Start of TASK DATA

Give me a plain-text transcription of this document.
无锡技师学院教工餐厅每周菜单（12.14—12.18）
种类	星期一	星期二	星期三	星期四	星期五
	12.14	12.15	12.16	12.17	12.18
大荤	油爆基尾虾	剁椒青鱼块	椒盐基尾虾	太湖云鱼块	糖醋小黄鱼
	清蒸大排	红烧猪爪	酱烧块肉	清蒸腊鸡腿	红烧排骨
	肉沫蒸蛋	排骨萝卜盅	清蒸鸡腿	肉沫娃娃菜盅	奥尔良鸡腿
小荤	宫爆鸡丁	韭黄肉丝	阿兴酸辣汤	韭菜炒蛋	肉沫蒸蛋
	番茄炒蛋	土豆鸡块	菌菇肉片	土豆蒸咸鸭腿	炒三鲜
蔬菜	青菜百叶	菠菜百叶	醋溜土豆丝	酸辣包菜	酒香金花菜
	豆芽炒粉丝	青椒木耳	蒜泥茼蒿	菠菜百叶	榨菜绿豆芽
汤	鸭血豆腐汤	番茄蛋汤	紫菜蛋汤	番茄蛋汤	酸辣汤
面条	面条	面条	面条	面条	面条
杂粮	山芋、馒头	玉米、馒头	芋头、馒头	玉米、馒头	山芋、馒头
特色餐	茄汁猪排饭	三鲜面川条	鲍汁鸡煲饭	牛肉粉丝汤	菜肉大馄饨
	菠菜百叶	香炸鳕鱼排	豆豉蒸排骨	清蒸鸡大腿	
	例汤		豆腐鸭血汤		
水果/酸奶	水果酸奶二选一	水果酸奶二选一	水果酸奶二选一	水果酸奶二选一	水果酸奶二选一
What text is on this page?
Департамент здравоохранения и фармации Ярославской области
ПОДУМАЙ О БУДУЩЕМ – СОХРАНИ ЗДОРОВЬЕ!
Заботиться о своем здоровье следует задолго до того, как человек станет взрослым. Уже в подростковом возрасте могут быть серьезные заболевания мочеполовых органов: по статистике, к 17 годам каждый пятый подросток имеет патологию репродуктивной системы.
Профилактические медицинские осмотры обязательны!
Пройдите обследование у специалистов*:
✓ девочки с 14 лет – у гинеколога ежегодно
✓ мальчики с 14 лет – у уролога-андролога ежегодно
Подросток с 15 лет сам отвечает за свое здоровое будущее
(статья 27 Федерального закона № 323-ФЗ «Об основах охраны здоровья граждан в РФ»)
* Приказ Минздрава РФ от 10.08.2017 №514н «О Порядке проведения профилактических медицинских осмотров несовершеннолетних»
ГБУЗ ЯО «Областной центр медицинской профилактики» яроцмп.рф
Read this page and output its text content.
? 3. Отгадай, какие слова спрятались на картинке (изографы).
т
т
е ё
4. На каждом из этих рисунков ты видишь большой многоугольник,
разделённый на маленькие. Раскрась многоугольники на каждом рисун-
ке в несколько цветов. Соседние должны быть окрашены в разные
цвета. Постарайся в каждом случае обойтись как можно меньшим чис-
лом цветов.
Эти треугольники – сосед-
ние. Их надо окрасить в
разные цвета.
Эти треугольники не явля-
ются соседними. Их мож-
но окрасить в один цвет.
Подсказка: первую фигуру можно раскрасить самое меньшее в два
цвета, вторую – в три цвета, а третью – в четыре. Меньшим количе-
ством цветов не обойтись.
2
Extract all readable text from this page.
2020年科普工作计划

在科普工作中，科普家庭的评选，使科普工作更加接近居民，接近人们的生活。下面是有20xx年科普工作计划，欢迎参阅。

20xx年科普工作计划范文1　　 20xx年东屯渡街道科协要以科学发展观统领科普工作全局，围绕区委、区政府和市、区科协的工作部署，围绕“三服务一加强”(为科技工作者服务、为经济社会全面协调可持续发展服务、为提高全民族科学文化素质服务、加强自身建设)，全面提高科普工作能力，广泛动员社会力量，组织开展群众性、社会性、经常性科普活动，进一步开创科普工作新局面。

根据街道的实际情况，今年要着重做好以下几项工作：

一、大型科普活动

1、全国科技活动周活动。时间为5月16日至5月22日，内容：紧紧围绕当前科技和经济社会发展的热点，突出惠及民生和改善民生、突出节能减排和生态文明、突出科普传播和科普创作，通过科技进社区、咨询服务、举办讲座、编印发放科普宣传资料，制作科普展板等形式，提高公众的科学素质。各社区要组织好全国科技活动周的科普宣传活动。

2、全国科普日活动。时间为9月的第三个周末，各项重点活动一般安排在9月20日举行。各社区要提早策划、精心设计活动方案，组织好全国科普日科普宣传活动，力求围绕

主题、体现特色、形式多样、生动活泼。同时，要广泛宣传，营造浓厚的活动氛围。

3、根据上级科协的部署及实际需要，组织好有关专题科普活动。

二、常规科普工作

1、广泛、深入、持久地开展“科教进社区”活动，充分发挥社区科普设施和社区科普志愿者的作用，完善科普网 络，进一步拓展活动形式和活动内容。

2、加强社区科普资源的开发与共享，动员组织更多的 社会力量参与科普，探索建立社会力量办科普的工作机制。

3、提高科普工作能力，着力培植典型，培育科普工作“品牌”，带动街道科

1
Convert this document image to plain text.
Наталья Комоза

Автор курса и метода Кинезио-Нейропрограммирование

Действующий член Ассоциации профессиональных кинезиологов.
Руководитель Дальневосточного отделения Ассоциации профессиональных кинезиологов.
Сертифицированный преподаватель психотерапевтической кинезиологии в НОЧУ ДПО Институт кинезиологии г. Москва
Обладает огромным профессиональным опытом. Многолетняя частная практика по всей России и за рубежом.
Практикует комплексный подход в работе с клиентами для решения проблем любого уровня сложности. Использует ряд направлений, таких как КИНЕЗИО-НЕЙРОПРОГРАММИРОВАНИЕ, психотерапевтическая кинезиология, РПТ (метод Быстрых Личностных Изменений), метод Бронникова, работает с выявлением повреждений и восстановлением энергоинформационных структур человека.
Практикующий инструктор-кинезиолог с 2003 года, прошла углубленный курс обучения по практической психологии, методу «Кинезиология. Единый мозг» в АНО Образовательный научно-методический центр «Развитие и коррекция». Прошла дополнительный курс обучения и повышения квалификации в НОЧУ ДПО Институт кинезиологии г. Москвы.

End of TASK DATA

* EXERCISE GOAL *
Exactly reproduce every line of the records.

* FINAL RESULT *
Give me a plain-text transcription of this document.
无锡技师学院教工餐厅每周菜单（12.14—12.18）
种类	星期一	星期二	星期三	星期四	星期五
	12.14	12.15	12.16	12.17	12.18
大荤	油爆基尾虾	剁椒青鱼块	椒盐基尾虾	太湖云鱼块	糖醋小黄鱼
	清蒸大排	红烧猪爪	酱烧块肉	清蒸腊鸡腿	红烧排骨
	肉沫蒸蛋	排骨萝卜盅	清蒸鸡腿	肉沫娃娃菜盅	奥尔良鸡腿
小荤	宫爆鸡丁	韭黄肉丝	阿兴酸辣汤	韭菜炒蛋	肉沫蒸蛋
	番茄炒蛋	土豆鸡块	菌菇肉片	土豆蒸咸鸭腿	炒三鲜
蔬菜	青菜百叶	菠菜百叶	醋溜土豆丝	酸辣包菜	酒香金花菜
	豆芽炒粉丝	青椒木耳	蒜泥茼蒿	菠菜百叶	榨菜绿豆芽
汤	鸭血豆腐汤	番茄蛋汤	紫菜蛋汤	番茄蛋汤	酸辣汤
面条	面条	面条	面条	面条	面条
杂粮	山芋、馒头	玉米、馒头	芋头、馒头	玉米、馒头	山芋、馒头
特色餐	茄汁猪排饭	三鲜面川条	鲍汁鸡煲饭	牛肉粉丝汤	菜肉大馄饨
	菠菜百叶	香炸鳕鱼排	豆豉蒸排骨	清蒸鸡大腿	
	例汤		豆腐鸭血汤		
水果/酸奶	水果酸奶二选一	水果酸奶二选一	水果酸奶二选一	水果酸奶二选一	水果酸奶二选一
What text is on this page?
Департамент здравоохранения и фармации Ярославской области
ПОДУМАЙ О БУДУЩЕМ – СОХРАНИ ЗДОРОВЬЕ!
Заботиться о своем здоровье следует задолго до того, как человек станет взрослым. Уже в подростковом возрасте могут быть серьезные заболевания мочеполовых органов: по статистике, к 17 годам каждый пятый подросток имеет патологию репродуктивной системы.
Профилактические медицинские осмотры обязательны!
Пройдите обследование у специалистов*:
✓ девочки с 14 лет – у гинеколога ежегодно
✓ мальчики с 14 лет – у уролога-андролога ежегодно
Подросток с 15 лет сам отвечает за свое здоровое будущее
(статья 27 Федерального закона № 323-ФЗ «Об основах охраны здоровья граждан в РФ»)
* Приказ Минздрава РФ от 10.08.2017 №514н «О Порядке проведения профилактических медицинских осмотров несовершеннолетних»
ГБУЗ ЯО «Областной центр медицинской профилактики» яроцмп.рф
Read this page and output its text content.
? 3. Отгадай, какие слова спрятались на картинке (изографы).
т
т
е ё
4. На каждом из этих рисунков ты видишь большой многоугольник,
разделённый на маленькие. Раскрась многоугольники на каждом рисун-
ке в несколько цветов. Соседние должны быть окрашены в разные
цвета. Постарайся в каждом случае обойтись как можно меньшим чис-
лом цветов.
Эти треугольники – сосед-
ние. Их надо окрасить в
разные цвета.
Эти треугольники не явля-
ются соседними. Их мож-
но окрасить в один цвет.
Подсказка: первую фигуру можно раскрасить самое меньшее в два
цвета, вторую – в три цвета, а третью – в четыре. Меньшим количе-
ством цветов не обойтись.
2
Extract all readable text from this page.
2020年科普工作计划

在科普工作中，科普家庭的评选，使科普工作更加接近居民，接近人们的生活。下面是有20xx年科普工作计划，欢迎参阅。

20xx年科普工作计划范文1　　 20xx年东屯渡街道科协要以科学发展观统领科普工作全局，围绕区委、区政府和市、区科协的工作部署，围绕“三服务一加强”(为科技工作者服务、为经济社会全面协调可持续发展服务、为提高全民族科学文化素质服务、加强自身建设)，全面提高科普工作能力，广泛动员社会力量，组织开展群众性、社会性、经常性科普活动，进一步开创科普工作新局面。

根据街道的实际情况，今年要着重做好以下几项工作：

一、大型科普活动

1、全国科技活动周活动。时间为5月16日至5月22日，内容：紧紧围绕当前科技和经济社会发展的热点，突出惠及民生和改善民生、突出节能减排和生态文明、突出科普传播和科普创作，通过科技进社区、咨询服务、举办讲座、编印发放科普宣传资料，制作科普展板等形式，提高公众的科学素质。各社区要组织好全国科技活动周的科普宣传活动。

2、全国科普日活动。时间为9月的第三个周末，各项重点活动一般安排在9月20日举行。各社区要提早策划、精心设计活动方案，组织好全国科普日科普宣传活动，力求围绕

主题、体现特色、形式多样、生动活泼。同时，要广泛宣传，营造浓厚的活动氛围。

3、根据上级科协的部署及实际需要，组织好有关专题科普活动。

二、常规科普工作

1、广泛、深入、持久地开展“科教进社区”活动，充分发挥社区科普设施和社区科普志愿者的作用，完善科普网 络，进一步拓展活动形式和活动内容。

2、加强社区科普资源的开发与共享，动员组织更多的 社会力量参与科普，探索建立社会力量办科普的工作机制。

3、提高科普工作能力，着力培植典型，培育科普工作“品牌”，带动街道科

1
Convert this document image to plain text.
Наталья Комоза

Автор курса и метода Кинезио-Нейропрограммирование

Действующий член Ассоциации профессиональных кинезиологов.
Руководитель Дальневосточного отделения Ассоциации профессиональных кинезиологов.
Сертифицированный преподаватель психотерапевтической кинезиологии в НОЧУ ДПО Институт кинезиологии г. Москва
Обладает огромным профессиональным опытом. Многолетняя частная практика по всей России и за рубежом.
Практикует комплексный подход в работе с клиентами для решения проблем любого уровня сложности. Использует ряд направлений, таких как КИНЕЗИО-НЕЙРОПРОГРАММИРОВАНИЕ, психотерапевтическая кинезиология, РПТ (метод Быстрых Личностных Изменений), метод Бронникова, работает с выявлением повреждений и восстановлением энергоинформационных структур человека.
Практикующий инструктор-кинезиолог с 2003 года, прошла углубленный курс обучения по практической психологии, методу «Кинезиология. Единый мозг» в АНО Образовательный научно-методический центр «Развитие и коррекция». Прошла дополнительный курс обучения и повышения квалификации в НОЧУ ДПО Институт кинезиологии г. Москвы.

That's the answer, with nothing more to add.